[BEGIN]
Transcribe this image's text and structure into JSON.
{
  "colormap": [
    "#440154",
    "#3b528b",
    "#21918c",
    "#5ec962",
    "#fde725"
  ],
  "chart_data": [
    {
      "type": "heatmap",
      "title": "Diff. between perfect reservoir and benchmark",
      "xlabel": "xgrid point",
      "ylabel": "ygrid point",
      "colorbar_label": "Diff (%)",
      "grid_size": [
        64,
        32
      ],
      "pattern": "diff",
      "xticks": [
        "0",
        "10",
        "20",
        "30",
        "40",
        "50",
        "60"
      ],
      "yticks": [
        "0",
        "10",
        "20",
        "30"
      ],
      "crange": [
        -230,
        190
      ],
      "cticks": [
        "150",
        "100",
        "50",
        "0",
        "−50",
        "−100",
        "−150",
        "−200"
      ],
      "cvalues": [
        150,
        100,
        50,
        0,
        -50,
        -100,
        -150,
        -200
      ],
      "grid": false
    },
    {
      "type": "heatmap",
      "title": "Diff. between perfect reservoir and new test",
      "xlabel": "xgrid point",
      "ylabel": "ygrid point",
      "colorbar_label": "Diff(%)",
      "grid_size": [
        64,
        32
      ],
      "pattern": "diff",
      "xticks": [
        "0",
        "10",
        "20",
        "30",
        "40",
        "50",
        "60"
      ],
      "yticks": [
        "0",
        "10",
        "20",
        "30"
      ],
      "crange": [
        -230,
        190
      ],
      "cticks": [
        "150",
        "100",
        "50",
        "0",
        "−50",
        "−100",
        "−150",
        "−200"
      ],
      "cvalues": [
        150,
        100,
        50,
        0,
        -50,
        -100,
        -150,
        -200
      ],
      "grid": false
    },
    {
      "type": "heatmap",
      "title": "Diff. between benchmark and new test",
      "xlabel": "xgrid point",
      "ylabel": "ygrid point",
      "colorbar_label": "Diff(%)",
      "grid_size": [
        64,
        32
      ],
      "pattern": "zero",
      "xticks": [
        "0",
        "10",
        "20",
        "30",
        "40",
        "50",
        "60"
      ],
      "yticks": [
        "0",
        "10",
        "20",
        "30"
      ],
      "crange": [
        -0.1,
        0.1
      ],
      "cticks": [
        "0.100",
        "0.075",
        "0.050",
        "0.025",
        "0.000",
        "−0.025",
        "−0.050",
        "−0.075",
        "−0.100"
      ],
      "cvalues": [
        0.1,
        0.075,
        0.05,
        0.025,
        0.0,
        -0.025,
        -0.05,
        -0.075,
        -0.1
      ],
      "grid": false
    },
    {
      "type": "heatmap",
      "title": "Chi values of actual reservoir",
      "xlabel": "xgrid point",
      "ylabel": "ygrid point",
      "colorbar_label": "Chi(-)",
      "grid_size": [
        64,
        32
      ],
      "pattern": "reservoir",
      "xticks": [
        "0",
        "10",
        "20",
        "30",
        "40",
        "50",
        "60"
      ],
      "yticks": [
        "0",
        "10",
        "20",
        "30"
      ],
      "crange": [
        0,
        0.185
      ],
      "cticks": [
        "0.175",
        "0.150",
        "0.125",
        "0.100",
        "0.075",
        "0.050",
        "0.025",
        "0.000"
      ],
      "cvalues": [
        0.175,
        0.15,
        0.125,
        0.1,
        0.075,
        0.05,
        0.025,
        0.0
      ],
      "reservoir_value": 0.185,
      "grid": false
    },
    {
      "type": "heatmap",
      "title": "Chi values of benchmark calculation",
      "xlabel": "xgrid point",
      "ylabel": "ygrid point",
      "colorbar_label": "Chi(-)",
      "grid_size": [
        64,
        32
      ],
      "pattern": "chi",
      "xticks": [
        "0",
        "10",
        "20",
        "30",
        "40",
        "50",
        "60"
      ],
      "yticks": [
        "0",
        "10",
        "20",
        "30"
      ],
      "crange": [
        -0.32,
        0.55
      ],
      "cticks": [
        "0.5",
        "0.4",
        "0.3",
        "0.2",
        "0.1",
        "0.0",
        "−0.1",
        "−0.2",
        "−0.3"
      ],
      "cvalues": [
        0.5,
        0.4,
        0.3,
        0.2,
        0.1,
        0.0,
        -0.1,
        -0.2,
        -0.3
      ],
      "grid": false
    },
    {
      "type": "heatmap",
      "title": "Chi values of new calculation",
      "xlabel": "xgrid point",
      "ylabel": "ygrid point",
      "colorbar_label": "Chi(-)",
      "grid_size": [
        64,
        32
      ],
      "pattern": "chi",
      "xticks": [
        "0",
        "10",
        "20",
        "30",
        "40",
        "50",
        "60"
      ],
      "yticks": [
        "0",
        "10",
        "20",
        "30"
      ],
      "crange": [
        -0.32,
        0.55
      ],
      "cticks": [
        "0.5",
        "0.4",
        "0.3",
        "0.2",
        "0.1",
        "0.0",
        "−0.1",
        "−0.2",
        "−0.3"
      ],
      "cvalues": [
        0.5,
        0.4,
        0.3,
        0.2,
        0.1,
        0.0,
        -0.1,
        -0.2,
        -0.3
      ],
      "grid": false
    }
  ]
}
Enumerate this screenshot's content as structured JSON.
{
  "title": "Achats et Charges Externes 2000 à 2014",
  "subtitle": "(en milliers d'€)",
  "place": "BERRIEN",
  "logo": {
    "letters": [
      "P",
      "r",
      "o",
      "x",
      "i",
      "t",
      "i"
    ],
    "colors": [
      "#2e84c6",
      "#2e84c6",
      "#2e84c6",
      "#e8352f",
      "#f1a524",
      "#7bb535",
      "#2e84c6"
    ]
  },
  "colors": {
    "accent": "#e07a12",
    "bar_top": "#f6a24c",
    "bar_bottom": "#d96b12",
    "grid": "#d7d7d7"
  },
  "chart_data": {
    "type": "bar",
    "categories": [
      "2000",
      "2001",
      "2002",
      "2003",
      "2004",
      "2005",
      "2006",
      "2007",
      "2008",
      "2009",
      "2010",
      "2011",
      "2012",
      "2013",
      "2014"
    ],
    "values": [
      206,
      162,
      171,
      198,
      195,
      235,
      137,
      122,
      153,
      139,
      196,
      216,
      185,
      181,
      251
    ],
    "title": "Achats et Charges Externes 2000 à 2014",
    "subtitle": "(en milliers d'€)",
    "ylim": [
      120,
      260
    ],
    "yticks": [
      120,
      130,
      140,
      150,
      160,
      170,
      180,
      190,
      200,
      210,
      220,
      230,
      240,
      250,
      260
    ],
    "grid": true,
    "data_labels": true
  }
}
[END]
* Instructions to follow:
Extract every line that has the string "Achats" in it.

* Worked solution:
  "title": "Achats et Charges Externes 2000 à 2014",
    "title": "Achats et Charges Externes 2000 à 2014",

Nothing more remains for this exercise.